WHAT YOU SHOULD DO: Omit the pictures from the entries below and retype everything else exactly.

DATA IN THIS EXERCISE:
============================================================

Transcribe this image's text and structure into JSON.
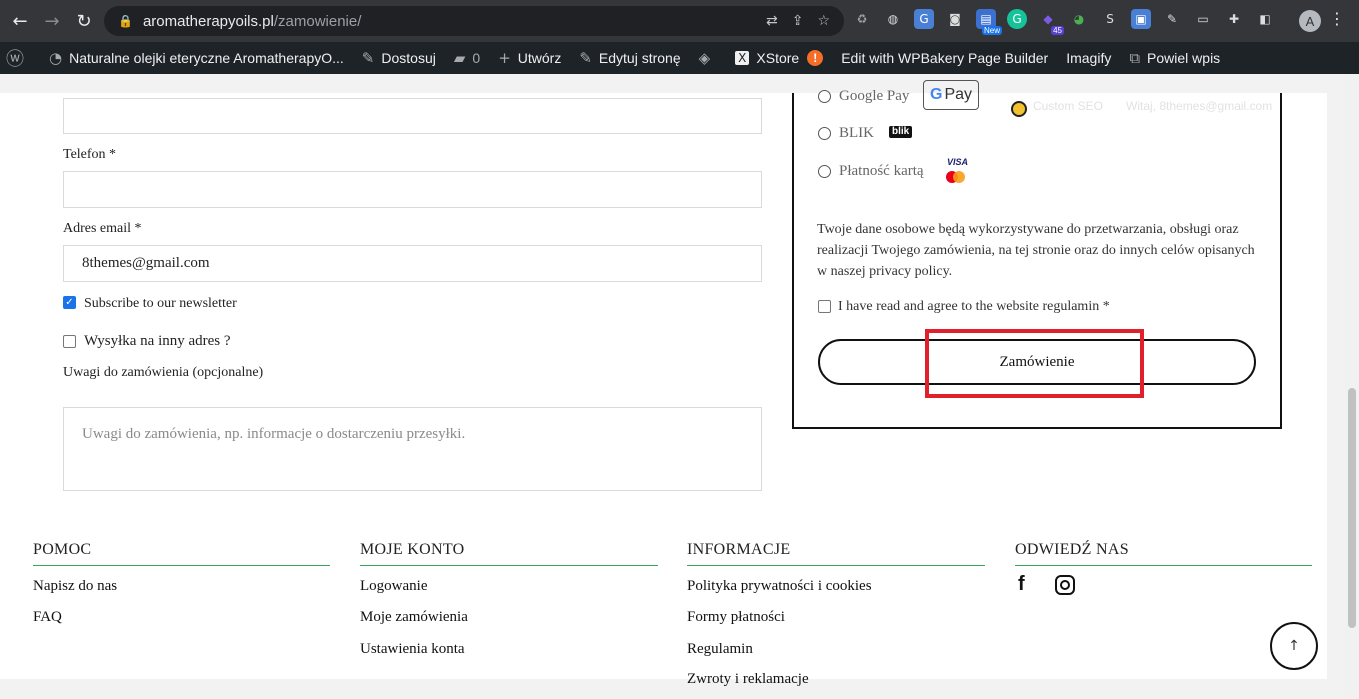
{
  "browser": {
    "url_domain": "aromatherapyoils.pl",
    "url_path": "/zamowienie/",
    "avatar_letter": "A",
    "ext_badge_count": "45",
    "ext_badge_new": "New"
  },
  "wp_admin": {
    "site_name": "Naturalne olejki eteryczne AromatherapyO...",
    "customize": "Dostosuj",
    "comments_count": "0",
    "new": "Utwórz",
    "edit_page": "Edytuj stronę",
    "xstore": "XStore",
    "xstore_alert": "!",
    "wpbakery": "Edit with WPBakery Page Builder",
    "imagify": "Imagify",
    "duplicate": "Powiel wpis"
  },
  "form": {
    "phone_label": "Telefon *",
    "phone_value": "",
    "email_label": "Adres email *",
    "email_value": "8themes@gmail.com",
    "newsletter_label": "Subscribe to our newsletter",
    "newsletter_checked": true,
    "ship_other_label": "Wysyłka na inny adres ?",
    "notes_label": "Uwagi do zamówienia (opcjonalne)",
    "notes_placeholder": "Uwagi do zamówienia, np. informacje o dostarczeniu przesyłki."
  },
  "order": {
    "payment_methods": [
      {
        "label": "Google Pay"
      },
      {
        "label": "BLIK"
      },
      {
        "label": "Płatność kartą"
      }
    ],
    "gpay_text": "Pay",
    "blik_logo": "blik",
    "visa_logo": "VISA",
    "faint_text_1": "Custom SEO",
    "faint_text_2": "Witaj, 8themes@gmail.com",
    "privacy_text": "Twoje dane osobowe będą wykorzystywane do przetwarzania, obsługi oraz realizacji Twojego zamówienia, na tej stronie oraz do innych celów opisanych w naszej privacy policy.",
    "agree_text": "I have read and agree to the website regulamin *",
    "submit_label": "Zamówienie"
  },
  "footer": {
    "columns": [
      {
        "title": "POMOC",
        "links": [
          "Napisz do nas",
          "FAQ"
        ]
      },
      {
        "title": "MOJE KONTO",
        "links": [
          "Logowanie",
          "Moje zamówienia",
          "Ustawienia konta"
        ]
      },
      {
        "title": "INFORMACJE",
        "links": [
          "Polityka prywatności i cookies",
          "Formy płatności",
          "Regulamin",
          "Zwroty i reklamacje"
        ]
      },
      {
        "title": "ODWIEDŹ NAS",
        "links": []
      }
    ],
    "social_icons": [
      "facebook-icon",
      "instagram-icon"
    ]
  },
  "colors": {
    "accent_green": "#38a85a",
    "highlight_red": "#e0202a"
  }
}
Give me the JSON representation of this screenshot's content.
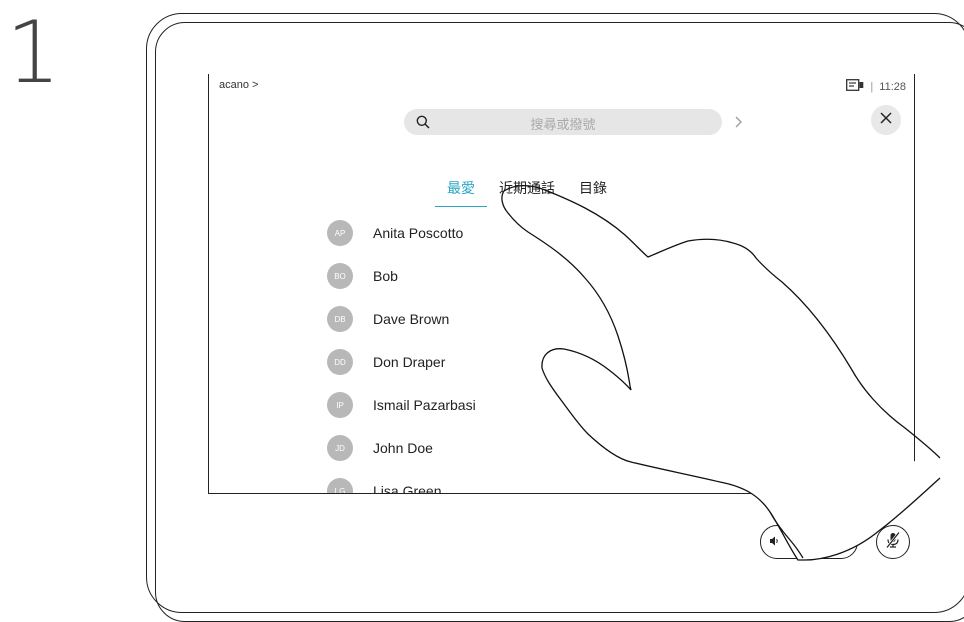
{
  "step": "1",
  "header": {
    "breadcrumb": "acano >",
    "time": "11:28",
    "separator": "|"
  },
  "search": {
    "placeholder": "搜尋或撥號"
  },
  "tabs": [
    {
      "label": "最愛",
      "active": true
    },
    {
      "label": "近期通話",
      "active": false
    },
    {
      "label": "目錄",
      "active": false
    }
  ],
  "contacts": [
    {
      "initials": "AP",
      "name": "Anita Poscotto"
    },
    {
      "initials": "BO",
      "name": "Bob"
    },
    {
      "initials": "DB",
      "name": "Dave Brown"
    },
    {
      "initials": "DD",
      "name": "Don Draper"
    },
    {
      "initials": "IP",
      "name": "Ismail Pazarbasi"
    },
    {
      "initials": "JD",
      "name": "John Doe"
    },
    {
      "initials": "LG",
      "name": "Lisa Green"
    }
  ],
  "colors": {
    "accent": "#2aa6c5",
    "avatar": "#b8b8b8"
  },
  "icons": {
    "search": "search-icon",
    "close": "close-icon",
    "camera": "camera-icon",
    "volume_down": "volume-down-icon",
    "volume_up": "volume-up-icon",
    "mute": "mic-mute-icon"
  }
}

============================================================

EXERCISE SOLUTION:
Transcribe this image's text and structure into JSON.
{
  "browser": {
    "url_domain": "aromatherapyoils.pl",
    "url_path": "/zamowienie/",
    "avatar_letter": "A",
    "ext_badge_count": "45",
    "ext_badge_new": "New"
  },
  "wp_admin": {
    "site_name": "Naturalne olejki eteryczne AromatherapyO...",
    "customize": "Dostosuj",
    "comments_count": "0",
    "new": "Utwórz",
    "edit_page": "Edytuj stronę",
    "xstore": "XStore",
    "xstore_alert": "!",
    "wpbakery": "Edit with WPBakery Page Builder",
    "imagify": "Imagify",
    "duplicate": "Powiel wpis"
  },
  "form": {
    "phone_label": "Telefon *",
    "phone_value": "",
    "email_label": "Adres email *",
    "email_value": "8themes@gmail.com",
    "newsletter_label": "Subscribe to our newsletter",
    "newsletter_checked": true,
    "ship_other_label": "Wysyłka na inny adres ?",
    "notes_label": "Uwagi do zamówienia (opcjonalne)",
    "notes_placeholder": "Uwagi do zamówienia, np. informacje o dostarczeniu przesyłki."
  },
  "order": {
    "payment_methods": [
      {
        "label": "Google Pay"
      },
      {
        "label": "BLIK"
      },
      {
        "label": "Płatność kartą"
      }
    ],
    "gpay_text": "Pay",
    "blik_logo": "blik",
    "visa_logo": "VISA",
    "faint_text_1": "Custom SEO",
    "faint_text_2": "Witaj, 8themes@gmail.com",
    "privacy_text": "Twoje dane osobowe będą wykorzystywane do przetwarzania, obsługi oraz realizacji Twojego zamówienia, na tej stronie oraz do innych celów opisanych w naszej privacy policy.",
    "agree_text": "I have read and agree to the website regulamin *",
    "submit_label": "Zamówienie"
  },
  "footer": {
    "columns": [
      {
        "title": "POMOC",
        "links": [
          "Napisz do nas",
          "FAQ"
        ]
      },
      {
        "title": "MOJE KONTO",
        "links": [
          "Logowanie",
          "Moje zamówienia",
          "Ustawienia konta"
        ]
      },
      {
        "title": "INFORMACJE",
        "links": [
          "Polityka prywatności i cookies",
          "Formy płatności",
          "Regulamin",
          "Zwroty i reklamacje"
        ]
      },
      {
        "title": "ODWIEDŹ NAS",
        "links": []
      }
    ],
    "social_icons": [
      "facebook-icon",
      "instagram-icon"
    ]
  },
  "colors": {
    "accent_green": "#38a85a",
    "highlight_red": "#e0202a"
  }
}
Give me the JSON representation of this screenshot's content.
{
  "step": "1",
  "header": {
    "breadcrumb": "acano >",
    "time": "11:28",
    "separator": "|"
  },
  "search": {
    "placeholder": "搜尋或撥號"
  },
  "tabs": [
    {
      "label": "最愛",
      "active": true
    },
    {
      "label": "近期通話",
      "active": false
    },
    {
      "label": "目錄",
      "active": false
    }
  ],
  "contacts": [
    {
      "initials": "AP",
      "name": "Anita Poscotto"
    },
    {
      "initials": "BO",
      "name": "Bob"
    },
    {
      "initials": "DB",
      "name": "Dave Brown"
    },
    {
      "initials": "DD",
      "name": "Don Draper"
    },
    {
      "initials": "IP",
      "name": "Ismail Pazarbasi"
    },
    {
      "initials": "JD",
      "name": "John Doe"
    },
    {
      "initials": "LG",
      "name": "Lisa Green"
    }
  ],
  "colors": {
    "accent": "#2aa6c5",
    "avatar": "#b8b8b8"
  },
  "icons": {
    "search": "search-icon",
    "close": "close-icon",
    "camera": "camera-icon",
    "volume_down": "volume-down-icon",
    "volume_up": "volume-up-icon",
    "mute": "mic-mute-icon"
  }
}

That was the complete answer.